#### Problem statement:
Locate each line holding the string "text" and copy it.
--------------------------------------------------
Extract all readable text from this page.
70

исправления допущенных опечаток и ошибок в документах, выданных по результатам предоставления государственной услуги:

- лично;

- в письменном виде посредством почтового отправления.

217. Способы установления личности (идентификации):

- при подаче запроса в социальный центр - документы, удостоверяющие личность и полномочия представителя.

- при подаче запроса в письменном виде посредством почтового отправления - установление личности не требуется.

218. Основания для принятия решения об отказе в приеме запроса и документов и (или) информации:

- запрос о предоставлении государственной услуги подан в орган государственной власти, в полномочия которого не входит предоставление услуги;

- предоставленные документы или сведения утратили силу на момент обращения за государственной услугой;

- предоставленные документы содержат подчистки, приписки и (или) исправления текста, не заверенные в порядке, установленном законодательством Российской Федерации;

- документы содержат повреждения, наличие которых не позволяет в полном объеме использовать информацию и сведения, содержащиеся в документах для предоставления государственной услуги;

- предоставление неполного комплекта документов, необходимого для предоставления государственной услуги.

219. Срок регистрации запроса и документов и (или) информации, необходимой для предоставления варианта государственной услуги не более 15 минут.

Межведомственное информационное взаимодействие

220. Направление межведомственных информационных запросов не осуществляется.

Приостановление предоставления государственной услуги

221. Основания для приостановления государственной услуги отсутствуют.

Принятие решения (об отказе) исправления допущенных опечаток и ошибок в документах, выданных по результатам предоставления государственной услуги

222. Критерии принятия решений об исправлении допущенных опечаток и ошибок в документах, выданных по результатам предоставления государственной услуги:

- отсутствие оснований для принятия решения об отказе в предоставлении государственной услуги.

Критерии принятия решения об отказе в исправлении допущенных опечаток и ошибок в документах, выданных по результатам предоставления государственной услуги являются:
--------------------------------------------------
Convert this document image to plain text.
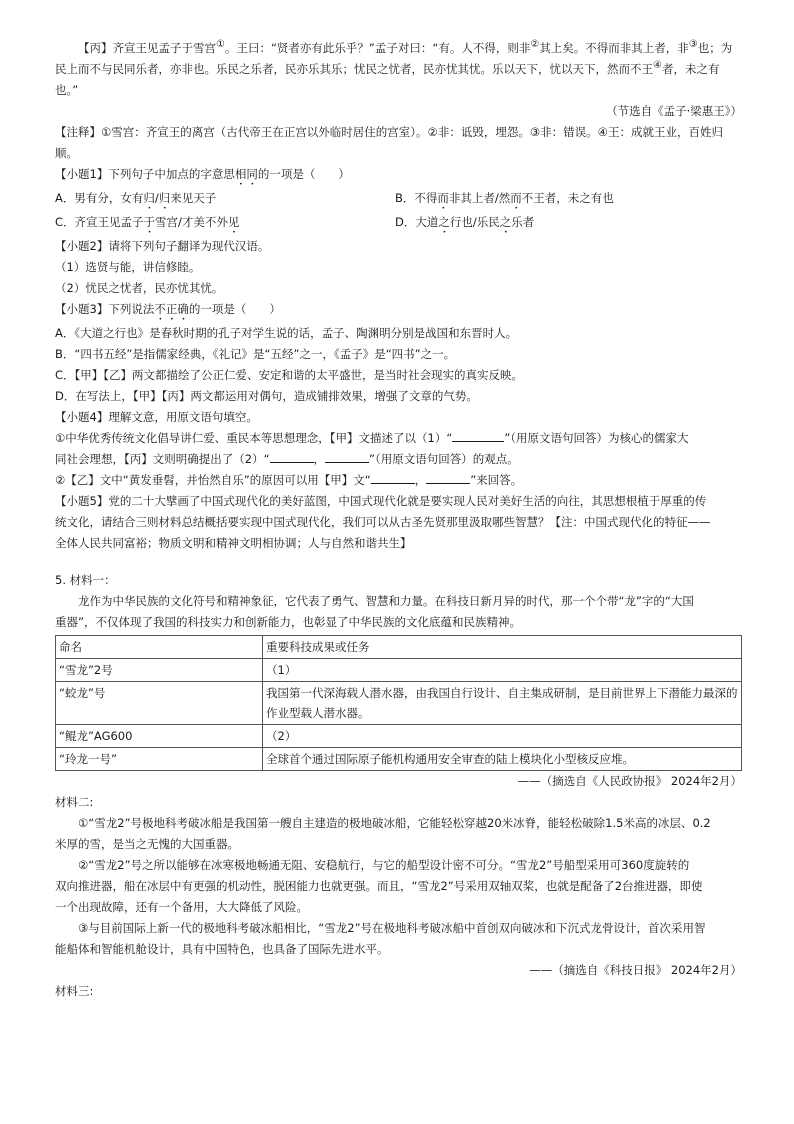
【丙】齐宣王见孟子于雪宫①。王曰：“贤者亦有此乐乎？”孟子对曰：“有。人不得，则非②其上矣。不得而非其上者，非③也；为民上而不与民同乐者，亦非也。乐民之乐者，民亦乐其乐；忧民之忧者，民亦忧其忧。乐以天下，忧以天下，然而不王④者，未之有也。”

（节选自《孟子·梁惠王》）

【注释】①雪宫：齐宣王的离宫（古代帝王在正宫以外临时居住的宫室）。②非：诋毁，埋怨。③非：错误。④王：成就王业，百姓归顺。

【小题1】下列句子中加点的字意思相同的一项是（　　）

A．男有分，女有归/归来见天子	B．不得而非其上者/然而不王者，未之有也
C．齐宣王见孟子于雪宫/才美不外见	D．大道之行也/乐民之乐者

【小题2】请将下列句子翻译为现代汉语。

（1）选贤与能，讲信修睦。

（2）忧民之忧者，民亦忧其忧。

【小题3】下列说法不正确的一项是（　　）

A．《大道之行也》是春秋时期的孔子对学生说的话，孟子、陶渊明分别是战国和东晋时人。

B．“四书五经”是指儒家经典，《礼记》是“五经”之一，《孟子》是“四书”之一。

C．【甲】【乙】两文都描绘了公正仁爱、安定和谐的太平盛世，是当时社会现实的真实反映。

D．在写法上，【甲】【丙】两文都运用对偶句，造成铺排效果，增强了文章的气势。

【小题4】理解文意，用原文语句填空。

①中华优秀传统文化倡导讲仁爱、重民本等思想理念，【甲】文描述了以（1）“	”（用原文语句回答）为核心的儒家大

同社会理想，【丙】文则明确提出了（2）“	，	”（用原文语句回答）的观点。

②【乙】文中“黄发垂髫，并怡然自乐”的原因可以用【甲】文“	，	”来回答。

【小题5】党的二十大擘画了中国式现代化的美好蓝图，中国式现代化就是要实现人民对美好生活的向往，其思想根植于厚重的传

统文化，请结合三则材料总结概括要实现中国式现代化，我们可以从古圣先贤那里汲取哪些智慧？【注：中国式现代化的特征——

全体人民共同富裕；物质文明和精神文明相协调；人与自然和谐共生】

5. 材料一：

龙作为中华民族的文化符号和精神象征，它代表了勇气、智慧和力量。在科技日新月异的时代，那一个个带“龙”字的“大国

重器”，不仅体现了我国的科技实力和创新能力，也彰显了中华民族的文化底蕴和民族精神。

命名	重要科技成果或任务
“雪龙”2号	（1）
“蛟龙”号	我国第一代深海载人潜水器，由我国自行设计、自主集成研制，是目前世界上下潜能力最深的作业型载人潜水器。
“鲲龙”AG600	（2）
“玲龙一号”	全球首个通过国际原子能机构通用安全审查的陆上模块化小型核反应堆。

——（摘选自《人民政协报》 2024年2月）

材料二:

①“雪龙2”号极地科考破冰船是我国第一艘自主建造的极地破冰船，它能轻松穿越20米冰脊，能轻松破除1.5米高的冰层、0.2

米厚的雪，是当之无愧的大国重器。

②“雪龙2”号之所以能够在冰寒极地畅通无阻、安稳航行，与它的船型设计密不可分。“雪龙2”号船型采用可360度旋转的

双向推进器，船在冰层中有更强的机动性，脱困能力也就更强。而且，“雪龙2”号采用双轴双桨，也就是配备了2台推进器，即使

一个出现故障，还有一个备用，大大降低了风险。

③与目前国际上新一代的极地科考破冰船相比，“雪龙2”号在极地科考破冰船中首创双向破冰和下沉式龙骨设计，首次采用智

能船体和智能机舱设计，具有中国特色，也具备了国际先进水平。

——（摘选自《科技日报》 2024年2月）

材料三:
--------------------------------------------------
#### Result for this task:
Extract all readable text from this page.
Convert this document image to plain text.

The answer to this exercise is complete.